Data entries:
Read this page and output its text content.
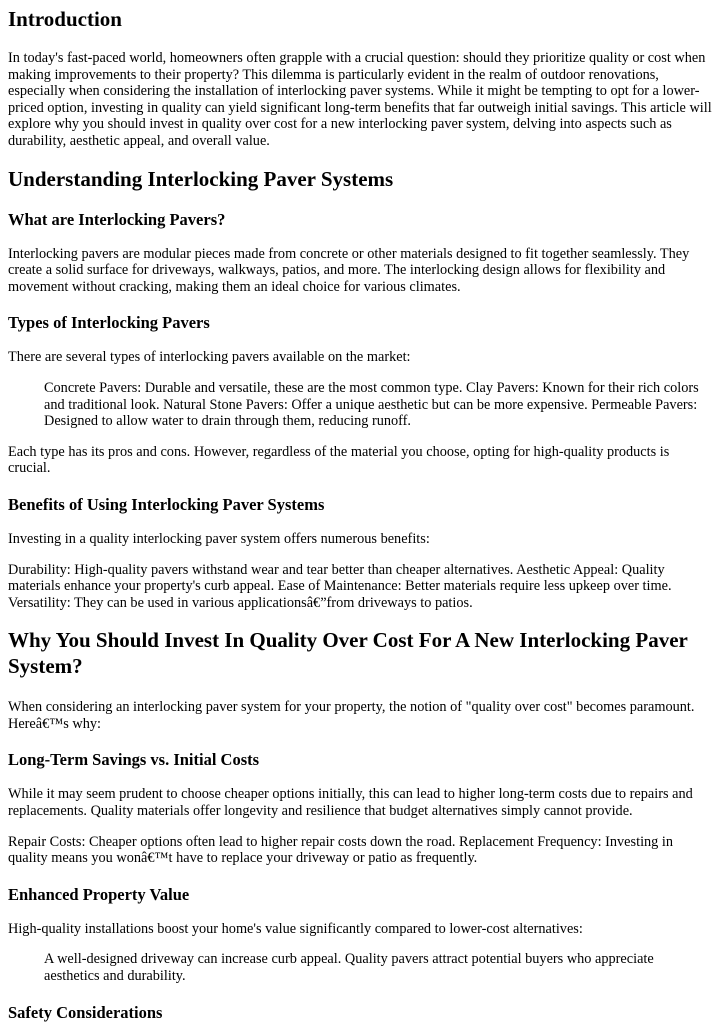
Introduction

In today's fast-paced world, homeowners often grapple with a crucial question: should they prioritize quality or cost when making improvements to their property? This dilemma is particularly evident in the realm of outdoor renovations, especially when considering the installation of interlocking paver systems. While it might be tempting to opt for a lower-priced option, investing in quality can yield significant long-term benefits that far outweigh initial savings. This article will explore why you should invest in quality over cost for a new interlocking paver system, delving into aspects such as durability, aesthetic appeal, and overall value.

Understanding Interlocking Paver Systems
What are Interlocking Pavers?

Interlocking pavers are modular pieces made from concrete or other materials designed to fit together seamlessly. They create a solid surface for driveways, walkways, patios, and more. The interlocking design allows for flexibility and movement without cracking, making them an ideal choice for various climates.

Types of Interlocking Pavers

There are several types of interlocking pavers available on the market:

Concrete Pavers: Durable and versatile, these are the most common type. Clay Pavers: Known for their rich colors and traditional look. Natural Stone Pavers: Offer a unique aesthetic but can be more expensive. Permeable Pavers: Designed to allow water to drain through them, reducing runoff.

Each type has its pros and cons. However, regardless of the material you choose, opting for high-quality products is crucial.

Benefits of Using Interlocking Paver Systems

Investing in a quality interlocking paver system offers numerous benefits:

Durability: High-quality pavers withstand wear and tear better than cheaper alternatives. Aesthetic Appeal: Quality materials enhance your property's curb appeal. Ease of Maintenance: Better materials require less upkeep over time. Versatility: They can be used in various applicationsâ€”from driveways to patios.

Why You Should Invest In Quality Over Cost For A New Interlocking Paver System?

When considering an interlocking paver system for your property, the notion of "quality over cost" becomes paramount. Hereâ€™s why:

Long-Term Savings vs. Initial Costs

While it may seem prudent to choose cheaper options initially, this can lead to higher long-term costs due to repairs and replacements. Quality materials offer longevity and resilience that budget alternatives simply cannot provide.

Repair Costs: Cheaper options often lead to higher repair costs down the road. Replacement Frequency: Investing in quality means you wonâ€™t have to replace your driveway or patio as frequently.

Enhanced Property Value

High-quality installations boost your home's value significantly compared to lower-cost alternatives:

A well-designed driveway can increase curb appeal. Quality pavers attract potential buyers who appreciate aesthetics and durability.
Safety Considerations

PROBLEM STATEMENT:
Go through the entries above and copy every line containing "options".

EXERCISE RESPONSE:
While it may seem prudent to choose cheaper options initially, this can lead to higher long-term costs due to repairs and replacements. Quality materials offer longevity and resilience that budget alternatives simply cannot provide.
Repair Costs: Cheaper options often lead to higher repair costs down the road. Replacement Frequency: Investing in quality means you wonâ€™t have to replace your driveway or patio as frequently.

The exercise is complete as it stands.